• _TASK_: Check every line of the material below for "will". Give the number of lines that have it, and only that.

+ + +

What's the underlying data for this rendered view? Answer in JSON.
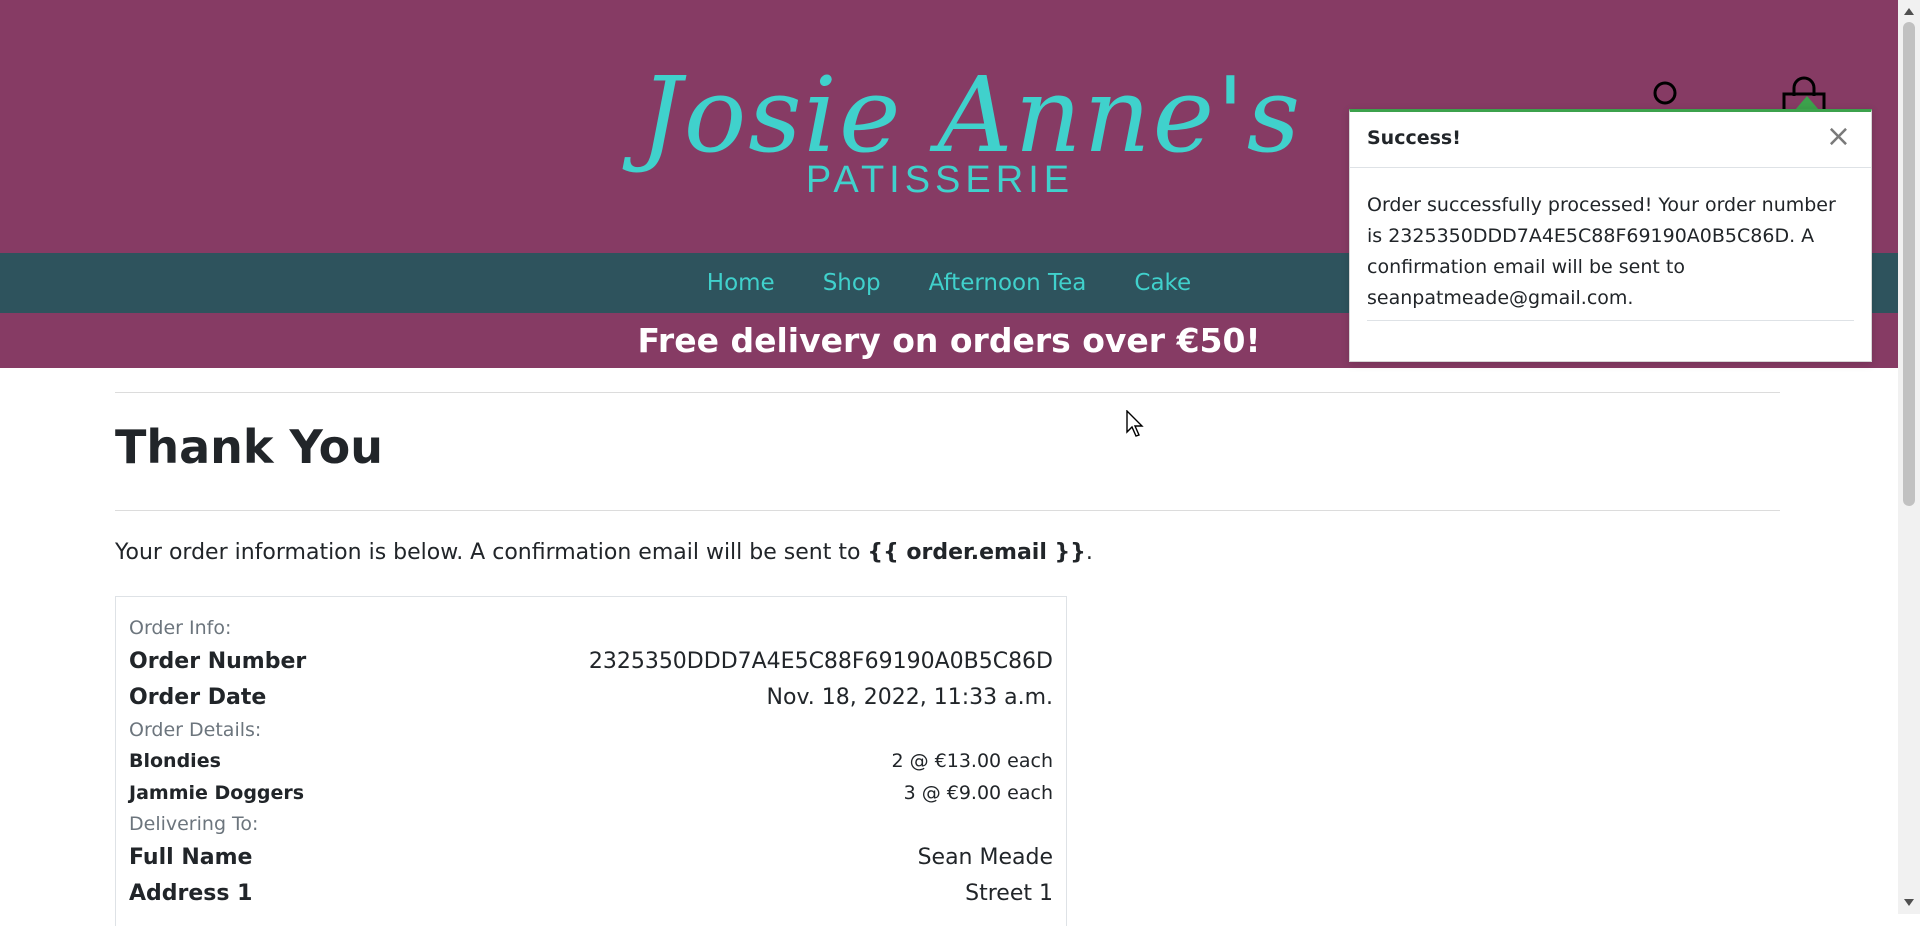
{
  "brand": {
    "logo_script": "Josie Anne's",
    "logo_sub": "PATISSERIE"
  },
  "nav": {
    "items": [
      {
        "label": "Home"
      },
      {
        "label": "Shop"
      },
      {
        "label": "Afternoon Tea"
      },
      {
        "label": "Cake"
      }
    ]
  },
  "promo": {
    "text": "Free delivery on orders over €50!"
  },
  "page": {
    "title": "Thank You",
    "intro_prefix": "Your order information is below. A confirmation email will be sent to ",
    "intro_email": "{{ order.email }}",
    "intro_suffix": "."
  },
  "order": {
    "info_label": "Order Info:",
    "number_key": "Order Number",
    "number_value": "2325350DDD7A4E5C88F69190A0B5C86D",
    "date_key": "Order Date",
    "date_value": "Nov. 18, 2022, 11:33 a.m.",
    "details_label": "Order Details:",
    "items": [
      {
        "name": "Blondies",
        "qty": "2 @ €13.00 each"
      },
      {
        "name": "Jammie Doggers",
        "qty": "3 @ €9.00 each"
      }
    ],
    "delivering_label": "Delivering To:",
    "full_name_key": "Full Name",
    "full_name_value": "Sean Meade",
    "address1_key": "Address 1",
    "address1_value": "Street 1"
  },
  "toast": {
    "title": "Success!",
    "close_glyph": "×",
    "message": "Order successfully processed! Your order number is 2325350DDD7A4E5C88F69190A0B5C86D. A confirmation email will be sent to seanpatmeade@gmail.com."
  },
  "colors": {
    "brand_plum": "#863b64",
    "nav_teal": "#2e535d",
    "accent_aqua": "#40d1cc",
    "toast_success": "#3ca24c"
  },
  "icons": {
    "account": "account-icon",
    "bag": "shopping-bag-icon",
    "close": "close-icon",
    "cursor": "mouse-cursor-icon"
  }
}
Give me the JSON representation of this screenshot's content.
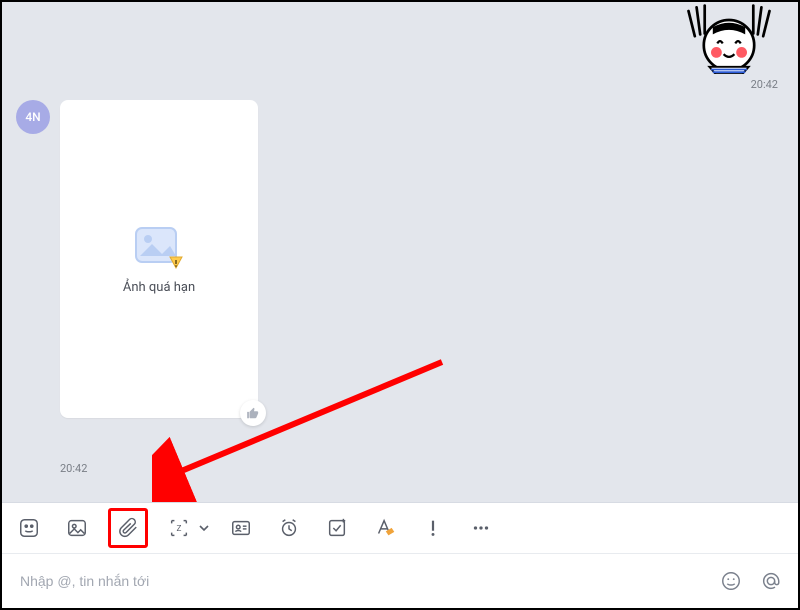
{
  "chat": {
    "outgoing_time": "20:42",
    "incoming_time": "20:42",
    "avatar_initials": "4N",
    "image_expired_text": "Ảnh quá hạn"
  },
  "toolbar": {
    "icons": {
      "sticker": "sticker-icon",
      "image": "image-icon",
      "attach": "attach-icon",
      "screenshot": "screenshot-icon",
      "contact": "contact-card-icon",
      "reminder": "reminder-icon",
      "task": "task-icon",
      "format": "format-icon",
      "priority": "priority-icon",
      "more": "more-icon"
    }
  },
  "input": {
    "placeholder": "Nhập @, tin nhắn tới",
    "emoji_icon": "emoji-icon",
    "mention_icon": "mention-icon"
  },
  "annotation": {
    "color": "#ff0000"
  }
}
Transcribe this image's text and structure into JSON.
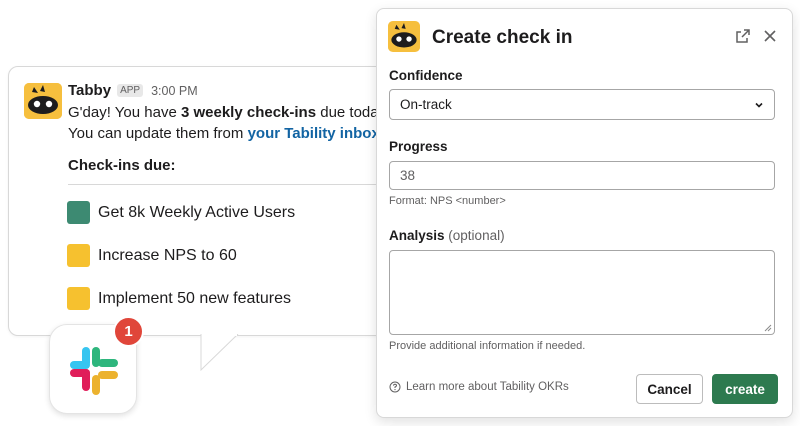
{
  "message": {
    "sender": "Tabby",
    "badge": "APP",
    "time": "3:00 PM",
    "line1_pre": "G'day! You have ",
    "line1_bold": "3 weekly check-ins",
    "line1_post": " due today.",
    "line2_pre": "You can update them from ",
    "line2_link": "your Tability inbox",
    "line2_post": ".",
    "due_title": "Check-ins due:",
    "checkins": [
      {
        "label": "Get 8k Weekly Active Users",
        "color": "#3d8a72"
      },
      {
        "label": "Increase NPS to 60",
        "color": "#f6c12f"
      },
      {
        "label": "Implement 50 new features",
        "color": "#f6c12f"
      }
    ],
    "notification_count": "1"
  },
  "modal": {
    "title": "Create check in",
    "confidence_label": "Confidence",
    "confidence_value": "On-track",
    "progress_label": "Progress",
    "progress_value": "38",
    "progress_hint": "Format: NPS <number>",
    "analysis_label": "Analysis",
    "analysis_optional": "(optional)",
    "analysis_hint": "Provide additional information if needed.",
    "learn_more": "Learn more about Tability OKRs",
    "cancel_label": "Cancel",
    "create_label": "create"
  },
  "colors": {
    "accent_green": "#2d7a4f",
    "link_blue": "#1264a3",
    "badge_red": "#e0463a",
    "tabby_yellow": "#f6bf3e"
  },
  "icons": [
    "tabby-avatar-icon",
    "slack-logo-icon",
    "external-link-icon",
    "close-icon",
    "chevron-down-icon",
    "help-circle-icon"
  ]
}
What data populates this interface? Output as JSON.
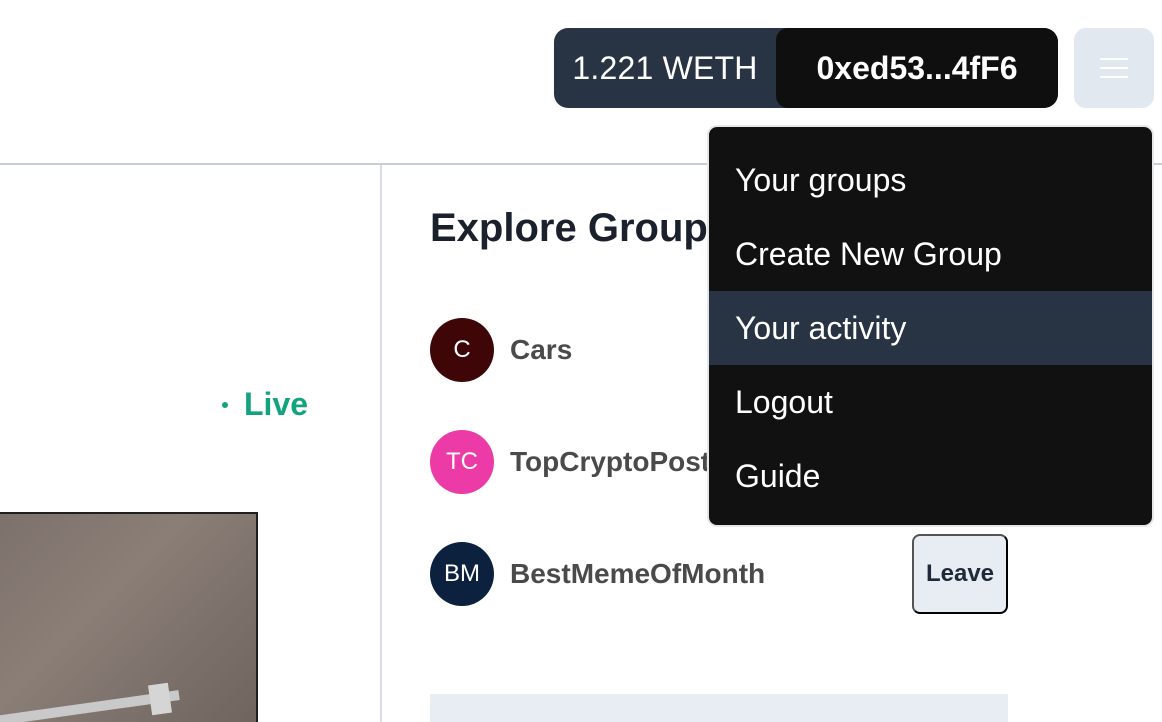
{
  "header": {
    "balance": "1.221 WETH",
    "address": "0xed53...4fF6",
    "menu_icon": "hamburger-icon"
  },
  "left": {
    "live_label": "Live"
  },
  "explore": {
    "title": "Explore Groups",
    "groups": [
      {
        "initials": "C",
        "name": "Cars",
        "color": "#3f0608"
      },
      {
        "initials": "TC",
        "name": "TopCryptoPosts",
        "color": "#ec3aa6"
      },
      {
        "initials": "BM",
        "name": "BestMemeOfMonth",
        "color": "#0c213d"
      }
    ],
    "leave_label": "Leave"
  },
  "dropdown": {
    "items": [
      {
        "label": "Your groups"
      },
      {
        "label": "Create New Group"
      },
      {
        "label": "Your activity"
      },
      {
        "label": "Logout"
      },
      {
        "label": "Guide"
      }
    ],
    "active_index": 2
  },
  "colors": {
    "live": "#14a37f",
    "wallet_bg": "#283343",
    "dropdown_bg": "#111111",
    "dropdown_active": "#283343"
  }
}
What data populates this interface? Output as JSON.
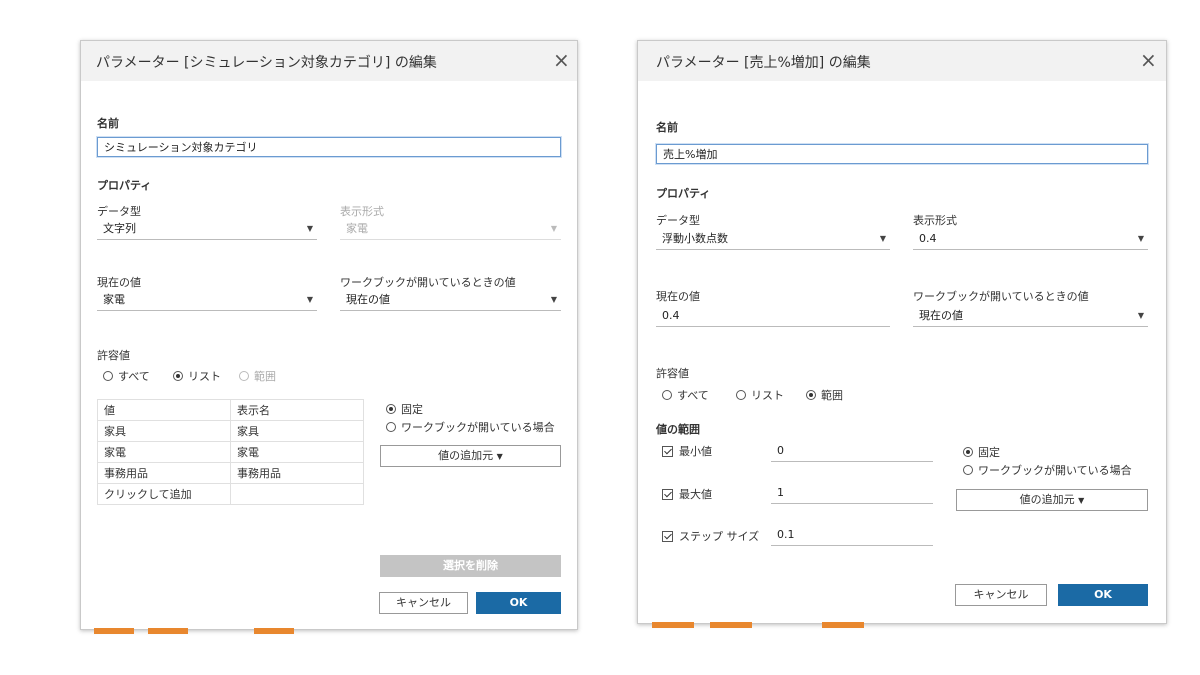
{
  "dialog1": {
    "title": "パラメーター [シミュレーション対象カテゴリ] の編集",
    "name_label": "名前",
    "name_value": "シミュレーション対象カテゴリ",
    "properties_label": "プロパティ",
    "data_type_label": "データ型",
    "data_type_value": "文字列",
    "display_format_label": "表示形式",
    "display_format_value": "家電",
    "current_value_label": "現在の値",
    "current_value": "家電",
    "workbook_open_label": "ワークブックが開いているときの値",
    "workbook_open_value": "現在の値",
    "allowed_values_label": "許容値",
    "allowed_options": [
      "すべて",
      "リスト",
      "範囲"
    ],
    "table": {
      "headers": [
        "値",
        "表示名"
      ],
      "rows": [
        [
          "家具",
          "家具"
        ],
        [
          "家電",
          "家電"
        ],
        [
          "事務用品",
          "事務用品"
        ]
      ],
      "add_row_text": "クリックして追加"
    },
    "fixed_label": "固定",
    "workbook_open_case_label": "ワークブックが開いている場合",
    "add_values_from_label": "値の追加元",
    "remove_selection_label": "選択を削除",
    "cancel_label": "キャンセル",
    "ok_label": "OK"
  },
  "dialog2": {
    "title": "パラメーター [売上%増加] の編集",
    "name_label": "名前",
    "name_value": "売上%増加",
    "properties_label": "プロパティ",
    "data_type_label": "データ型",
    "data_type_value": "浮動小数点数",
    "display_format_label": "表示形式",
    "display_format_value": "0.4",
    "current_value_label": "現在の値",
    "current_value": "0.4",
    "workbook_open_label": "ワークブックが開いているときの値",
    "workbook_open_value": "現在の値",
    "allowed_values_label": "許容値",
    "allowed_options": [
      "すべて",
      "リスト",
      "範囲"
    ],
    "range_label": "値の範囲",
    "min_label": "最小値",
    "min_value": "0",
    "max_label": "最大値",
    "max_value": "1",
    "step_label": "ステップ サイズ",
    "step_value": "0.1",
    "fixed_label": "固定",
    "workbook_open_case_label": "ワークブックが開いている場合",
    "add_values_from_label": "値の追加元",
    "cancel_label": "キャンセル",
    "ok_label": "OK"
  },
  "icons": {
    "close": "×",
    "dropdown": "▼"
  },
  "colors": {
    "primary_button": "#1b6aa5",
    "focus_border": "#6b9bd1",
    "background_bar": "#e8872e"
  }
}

+ + +

• _ANSWER TO THIS EXERCISE_: 2